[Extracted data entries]
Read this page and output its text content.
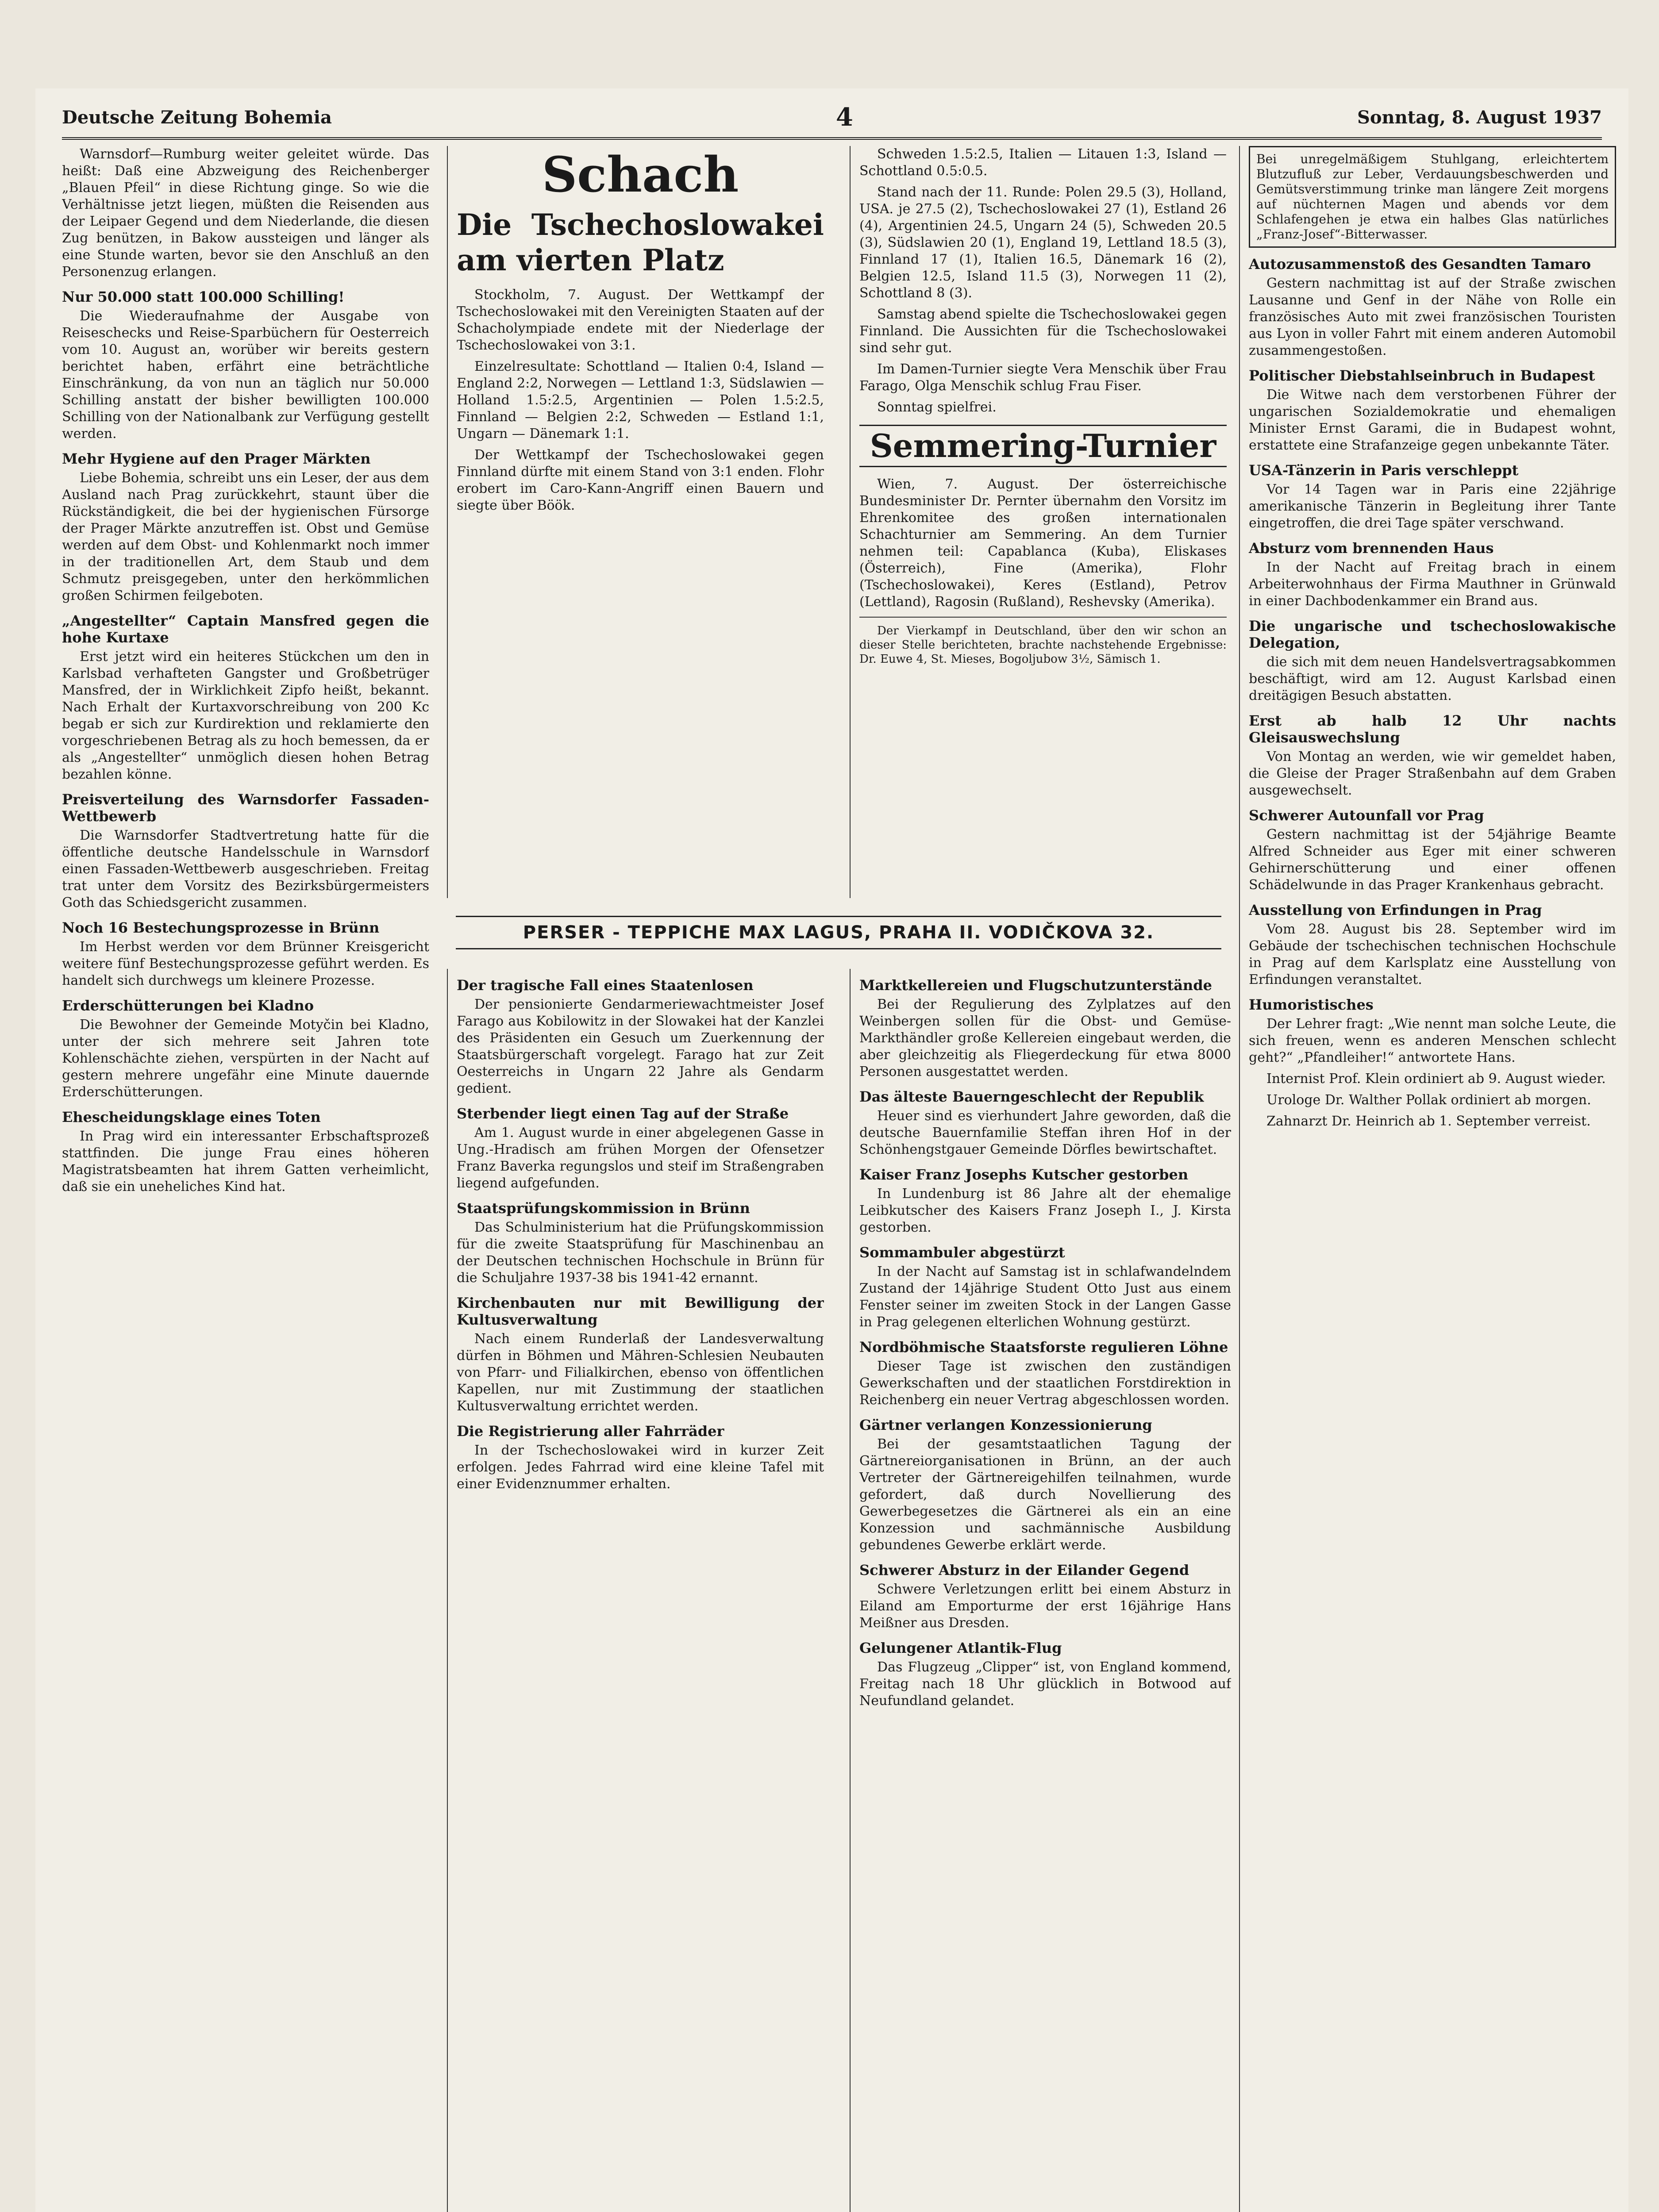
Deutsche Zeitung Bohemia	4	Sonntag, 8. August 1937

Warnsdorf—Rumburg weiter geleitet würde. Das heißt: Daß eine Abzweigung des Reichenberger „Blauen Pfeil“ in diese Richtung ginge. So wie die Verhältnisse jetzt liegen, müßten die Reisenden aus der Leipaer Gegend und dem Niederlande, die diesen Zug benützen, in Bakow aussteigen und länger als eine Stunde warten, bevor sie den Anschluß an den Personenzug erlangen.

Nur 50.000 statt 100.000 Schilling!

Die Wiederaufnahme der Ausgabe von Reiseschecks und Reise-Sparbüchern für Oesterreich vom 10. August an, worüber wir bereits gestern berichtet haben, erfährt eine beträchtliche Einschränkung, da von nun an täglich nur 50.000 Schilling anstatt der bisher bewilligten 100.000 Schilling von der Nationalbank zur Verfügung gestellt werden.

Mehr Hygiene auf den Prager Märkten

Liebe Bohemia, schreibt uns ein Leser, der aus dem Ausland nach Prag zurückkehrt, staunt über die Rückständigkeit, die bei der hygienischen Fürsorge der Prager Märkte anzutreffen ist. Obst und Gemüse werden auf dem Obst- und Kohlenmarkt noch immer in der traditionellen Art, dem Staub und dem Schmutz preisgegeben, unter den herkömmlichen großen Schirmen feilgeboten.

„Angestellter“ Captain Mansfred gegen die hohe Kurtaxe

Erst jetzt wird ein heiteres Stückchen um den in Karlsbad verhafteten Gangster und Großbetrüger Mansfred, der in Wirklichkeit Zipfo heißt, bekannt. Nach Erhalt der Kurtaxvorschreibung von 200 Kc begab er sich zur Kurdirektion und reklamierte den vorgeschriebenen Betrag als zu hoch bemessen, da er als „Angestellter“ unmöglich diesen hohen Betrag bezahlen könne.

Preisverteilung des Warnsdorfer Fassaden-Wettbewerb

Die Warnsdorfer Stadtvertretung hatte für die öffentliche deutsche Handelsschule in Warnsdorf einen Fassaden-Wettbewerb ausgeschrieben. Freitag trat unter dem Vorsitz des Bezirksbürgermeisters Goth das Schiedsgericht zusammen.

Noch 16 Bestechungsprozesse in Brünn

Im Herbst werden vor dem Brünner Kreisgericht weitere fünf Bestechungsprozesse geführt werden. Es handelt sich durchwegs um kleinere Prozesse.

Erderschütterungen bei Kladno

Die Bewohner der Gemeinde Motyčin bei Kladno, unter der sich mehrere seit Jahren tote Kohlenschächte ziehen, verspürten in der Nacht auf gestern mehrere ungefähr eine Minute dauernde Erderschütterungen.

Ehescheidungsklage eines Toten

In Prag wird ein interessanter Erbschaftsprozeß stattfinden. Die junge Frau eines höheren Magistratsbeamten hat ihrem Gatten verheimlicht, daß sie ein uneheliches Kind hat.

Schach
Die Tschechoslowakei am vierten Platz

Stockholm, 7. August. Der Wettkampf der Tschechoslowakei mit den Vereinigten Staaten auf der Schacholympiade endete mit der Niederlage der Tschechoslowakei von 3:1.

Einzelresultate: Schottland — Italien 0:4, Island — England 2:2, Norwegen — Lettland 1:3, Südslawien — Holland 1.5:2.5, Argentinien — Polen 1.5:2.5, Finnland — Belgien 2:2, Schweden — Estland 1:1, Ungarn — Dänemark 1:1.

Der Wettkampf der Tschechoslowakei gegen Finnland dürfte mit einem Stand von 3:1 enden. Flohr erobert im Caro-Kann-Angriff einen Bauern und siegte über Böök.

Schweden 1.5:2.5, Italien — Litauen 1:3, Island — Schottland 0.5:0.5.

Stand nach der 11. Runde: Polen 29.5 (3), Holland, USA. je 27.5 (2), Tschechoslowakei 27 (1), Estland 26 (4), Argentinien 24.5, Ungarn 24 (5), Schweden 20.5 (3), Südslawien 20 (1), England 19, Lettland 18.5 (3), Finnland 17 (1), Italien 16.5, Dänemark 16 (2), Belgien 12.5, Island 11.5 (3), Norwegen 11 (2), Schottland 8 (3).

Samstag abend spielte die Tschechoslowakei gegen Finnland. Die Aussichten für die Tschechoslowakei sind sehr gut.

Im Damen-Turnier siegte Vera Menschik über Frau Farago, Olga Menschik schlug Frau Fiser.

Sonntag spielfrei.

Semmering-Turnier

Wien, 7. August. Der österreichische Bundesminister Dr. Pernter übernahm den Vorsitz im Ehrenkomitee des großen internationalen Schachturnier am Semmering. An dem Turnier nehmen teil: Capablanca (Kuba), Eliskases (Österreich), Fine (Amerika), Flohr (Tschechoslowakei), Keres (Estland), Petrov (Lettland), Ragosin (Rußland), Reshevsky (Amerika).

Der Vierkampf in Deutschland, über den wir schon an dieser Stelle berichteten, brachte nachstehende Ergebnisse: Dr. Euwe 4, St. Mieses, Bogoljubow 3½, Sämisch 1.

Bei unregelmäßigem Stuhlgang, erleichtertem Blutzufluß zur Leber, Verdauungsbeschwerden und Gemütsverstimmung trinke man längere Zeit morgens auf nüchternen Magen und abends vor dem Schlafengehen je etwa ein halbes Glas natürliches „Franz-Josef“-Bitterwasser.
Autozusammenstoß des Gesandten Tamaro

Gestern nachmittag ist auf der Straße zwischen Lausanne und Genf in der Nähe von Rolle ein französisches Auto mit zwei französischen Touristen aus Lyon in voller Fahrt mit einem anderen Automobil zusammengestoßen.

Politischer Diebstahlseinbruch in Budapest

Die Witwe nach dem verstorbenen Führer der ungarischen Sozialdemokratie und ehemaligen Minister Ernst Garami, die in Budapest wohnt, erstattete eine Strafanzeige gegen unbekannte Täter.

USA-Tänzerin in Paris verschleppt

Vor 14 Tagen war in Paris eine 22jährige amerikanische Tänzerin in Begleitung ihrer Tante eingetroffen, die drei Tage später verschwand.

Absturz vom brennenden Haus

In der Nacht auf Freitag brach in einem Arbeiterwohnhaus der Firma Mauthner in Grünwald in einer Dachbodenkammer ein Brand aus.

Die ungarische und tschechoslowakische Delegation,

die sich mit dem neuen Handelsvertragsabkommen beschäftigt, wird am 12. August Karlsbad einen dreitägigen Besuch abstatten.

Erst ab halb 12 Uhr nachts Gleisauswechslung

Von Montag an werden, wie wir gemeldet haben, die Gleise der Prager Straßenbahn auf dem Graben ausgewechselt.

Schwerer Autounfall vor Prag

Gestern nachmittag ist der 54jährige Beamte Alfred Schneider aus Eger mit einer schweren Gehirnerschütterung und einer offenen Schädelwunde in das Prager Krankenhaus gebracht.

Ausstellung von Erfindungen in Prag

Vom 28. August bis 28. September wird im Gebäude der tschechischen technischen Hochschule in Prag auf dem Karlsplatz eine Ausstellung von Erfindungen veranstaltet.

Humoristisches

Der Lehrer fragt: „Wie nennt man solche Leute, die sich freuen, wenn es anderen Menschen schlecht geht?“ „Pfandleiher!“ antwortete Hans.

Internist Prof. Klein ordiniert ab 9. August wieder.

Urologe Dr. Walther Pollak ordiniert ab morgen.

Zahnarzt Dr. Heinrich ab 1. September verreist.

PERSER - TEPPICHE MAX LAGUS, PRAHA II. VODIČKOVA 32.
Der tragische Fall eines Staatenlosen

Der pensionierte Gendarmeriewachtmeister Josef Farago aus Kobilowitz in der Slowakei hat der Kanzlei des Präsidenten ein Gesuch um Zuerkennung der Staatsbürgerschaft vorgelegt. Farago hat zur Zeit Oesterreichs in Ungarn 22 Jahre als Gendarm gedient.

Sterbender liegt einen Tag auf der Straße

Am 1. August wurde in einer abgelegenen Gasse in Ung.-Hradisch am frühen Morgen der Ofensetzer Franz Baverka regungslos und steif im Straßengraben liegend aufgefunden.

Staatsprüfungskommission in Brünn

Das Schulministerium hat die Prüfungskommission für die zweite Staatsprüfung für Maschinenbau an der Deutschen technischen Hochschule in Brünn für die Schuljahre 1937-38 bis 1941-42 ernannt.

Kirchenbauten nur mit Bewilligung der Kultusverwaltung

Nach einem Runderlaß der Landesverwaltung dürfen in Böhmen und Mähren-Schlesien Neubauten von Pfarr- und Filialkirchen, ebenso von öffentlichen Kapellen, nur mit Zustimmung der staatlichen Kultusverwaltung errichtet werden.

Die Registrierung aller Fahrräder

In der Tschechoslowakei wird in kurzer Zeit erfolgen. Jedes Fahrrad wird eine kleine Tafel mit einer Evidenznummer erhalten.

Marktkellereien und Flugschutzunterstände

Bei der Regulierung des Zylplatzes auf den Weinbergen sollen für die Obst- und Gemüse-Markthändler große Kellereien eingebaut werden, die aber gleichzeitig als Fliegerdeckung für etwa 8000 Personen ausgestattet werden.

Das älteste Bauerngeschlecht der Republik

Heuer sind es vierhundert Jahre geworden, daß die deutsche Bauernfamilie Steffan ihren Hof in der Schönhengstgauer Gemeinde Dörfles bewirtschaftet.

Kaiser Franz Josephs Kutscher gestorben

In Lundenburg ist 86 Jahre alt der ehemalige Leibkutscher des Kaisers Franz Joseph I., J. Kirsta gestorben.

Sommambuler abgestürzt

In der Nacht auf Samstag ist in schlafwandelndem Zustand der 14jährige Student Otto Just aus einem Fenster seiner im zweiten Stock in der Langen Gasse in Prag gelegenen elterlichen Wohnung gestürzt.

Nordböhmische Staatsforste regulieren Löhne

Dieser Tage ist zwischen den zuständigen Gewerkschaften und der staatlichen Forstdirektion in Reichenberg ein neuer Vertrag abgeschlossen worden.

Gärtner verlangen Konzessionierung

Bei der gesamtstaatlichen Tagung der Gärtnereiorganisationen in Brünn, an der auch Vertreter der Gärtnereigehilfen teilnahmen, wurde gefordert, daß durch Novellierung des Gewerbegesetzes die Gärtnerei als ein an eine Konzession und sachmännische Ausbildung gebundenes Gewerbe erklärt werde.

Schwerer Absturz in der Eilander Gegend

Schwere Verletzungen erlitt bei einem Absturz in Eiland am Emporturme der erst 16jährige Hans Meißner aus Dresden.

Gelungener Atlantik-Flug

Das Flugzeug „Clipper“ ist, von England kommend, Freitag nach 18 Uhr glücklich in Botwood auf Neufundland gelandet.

Your objective: Identify each line containing the string "Frau" and copy it out.

Expected output:
In Prag wird ein interessanter Erbschaftsprozeß stattfinden. Die junge Frau eines höheren Magistratsbeamten hat ihrem Gatten verheimlicht, daß sie ein uneheliches Kind hat.
Im Damen-Turnier siegte Vera Menschik über Frau Farago, Olga Menschik schlug Frau Fiser.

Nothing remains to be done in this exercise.